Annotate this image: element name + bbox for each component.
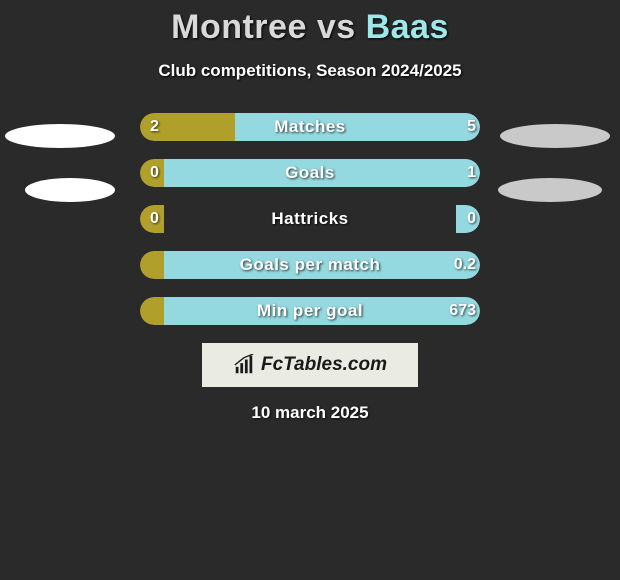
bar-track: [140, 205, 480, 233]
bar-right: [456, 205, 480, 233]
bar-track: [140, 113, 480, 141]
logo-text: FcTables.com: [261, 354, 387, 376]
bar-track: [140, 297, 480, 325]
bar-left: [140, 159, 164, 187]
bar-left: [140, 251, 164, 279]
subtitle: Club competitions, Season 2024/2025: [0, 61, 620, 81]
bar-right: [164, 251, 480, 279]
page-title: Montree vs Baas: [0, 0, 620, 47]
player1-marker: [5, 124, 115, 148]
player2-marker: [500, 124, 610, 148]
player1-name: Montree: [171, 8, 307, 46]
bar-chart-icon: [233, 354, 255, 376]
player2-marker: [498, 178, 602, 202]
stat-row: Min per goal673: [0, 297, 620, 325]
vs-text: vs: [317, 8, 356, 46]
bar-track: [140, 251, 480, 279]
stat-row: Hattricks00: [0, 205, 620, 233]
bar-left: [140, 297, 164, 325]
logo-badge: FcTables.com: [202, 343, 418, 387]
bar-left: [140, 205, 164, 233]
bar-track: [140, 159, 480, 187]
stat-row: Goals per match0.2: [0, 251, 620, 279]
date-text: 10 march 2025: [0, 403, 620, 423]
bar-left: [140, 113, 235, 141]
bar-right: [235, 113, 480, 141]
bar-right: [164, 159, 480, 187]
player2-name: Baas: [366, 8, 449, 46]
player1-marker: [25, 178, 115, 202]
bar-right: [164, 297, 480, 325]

^^^^

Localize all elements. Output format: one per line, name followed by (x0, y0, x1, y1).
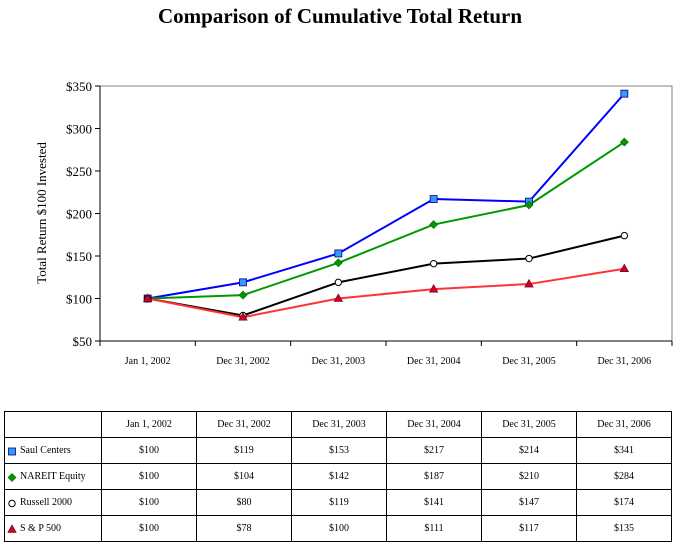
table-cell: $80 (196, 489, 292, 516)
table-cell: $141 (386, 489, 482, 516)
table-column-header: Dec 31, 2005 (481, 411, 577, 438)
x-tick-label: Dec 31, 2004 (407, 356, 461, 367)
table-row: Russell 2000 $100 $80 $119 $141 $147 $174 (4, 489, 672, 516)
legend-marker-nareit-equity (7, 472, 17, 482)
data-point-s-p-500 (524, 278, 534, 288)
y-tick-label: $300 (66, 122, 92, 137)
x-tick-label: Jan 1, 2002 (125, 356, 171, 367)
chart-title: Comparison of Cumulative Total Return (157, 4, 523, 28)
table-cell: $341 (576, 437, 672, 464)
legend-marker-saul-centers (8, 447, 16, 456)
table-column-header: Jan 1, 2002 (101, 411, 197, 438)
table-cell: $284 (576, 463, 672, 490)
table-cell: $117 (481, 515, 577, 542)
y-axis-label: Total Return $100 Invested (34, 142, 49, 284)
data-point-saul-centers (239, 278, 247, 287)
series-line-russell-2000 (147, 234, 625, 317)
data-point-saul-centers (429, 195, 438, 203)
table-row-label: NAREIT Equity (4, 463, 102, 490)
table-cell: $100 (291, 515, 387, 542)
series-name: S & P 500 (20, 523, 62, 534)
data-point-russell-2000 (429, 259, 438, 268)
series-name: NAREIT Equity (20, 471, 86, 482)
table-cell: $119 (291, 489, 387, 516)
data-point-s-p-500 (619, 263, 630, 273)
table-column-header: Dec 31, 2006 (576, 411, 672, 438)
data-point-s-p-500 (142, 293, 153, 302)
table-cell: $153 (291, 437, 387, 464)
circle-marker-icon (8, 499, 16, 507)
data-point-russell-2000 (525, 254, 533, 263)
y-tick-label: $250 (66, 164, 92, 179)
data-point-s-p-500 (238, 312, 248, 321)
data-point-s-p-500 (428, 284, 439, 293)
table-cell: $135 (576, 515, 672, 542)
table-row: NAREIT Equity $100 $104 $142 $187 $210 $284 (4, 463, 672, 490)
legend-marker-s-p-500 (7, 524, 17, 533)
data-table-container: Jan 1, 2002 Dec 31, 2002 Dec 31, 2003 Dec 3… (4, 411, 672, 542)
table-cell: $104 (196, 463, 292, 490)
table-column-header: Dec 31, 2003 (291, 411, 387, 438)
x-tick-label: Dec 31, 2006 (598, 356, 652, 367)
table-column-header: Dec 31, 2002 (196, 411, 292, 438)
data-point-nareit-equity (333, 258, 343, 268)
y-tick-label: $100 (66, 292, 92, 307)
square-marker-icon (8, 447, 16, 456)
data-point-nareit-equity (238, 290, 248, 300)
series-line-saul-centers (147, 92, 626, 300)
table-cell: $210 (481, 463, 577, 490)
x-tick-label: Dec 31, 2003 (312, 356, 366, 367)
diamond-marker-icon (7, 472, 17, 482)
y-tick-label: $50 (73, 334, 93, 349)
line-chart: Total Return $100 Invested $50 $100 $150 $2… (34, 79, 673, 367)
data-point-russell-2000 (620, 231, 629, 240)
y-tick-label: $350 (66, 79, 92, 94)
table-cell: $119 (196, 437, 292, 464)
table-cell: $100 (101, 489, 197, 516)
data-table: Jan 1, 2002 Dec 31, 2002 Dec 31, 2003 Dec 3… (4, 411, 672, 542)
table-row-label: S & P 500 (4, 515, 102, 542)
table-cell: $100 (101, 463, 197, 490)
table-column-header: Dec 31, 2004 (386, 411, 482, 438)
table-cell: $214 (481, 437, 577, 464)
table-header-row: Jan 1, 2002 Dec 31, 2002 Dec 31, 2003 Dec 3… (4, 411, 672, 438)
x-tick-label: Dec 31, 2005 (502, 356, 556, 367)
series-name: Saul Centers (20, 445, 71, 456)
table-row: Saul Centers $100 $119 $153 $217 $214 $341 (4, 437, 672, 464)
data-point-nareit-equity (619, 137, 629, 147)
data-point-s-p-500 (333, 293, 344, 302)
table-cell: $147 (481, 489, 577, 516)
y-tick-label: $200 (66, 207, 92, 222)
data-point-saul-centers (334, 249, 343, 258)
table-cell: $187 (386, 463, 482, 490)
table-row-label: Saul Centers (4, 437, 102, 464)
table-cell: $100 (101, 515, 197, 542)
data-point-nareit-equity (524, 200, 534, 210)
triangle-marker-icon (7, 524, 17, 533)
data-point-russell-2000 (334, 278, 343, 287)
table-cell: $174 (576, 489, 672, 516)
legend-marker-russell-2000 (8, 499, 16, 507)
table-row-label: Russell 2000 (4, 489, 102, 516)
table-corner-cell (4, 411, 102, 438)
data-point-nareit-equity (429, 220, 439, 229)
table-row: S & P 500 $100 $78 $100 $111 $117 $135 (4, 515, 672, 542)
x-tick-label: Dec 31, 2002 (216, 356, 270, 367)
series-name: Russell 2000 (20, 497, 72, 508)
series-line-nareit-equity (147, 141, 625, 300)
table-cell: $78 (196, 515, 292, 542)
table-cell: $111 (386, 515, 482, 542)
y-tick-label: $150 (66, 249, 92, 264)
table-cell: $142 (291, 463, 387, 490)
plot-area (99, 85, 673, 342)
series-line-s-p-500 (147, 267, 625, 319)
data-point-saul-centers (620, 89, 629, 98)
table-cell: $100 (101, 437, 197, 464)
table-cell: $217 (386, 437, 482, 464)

^^^^

STATED PROBLEM:
Rewrite the lines from the one containing "bar-track: [140, 205, 480, 233]" through the one containing "bar-right: [164, 251, 480, 279]", replacing "bar-left" with "left-segment" and leaving everything else unchanged.

SOLVED PROBLEM:
bar-track: [140, 205, 480, 233]
bar-right: [456, 205, 480, 233]
bar-track: [140, 113, 480, 141]
logo-text: FcTables.com: [261, 354, 387, 376]
bar-track: [140, 297, 480, 325]
left-segment: [140, 159, 164, 187]
left-segment: [140, 251, 164, 279]
subtitle: Club competitions, Season 2024/2025: [0, 61, 620, 81]
bar-right: [164, 251, 480, 279]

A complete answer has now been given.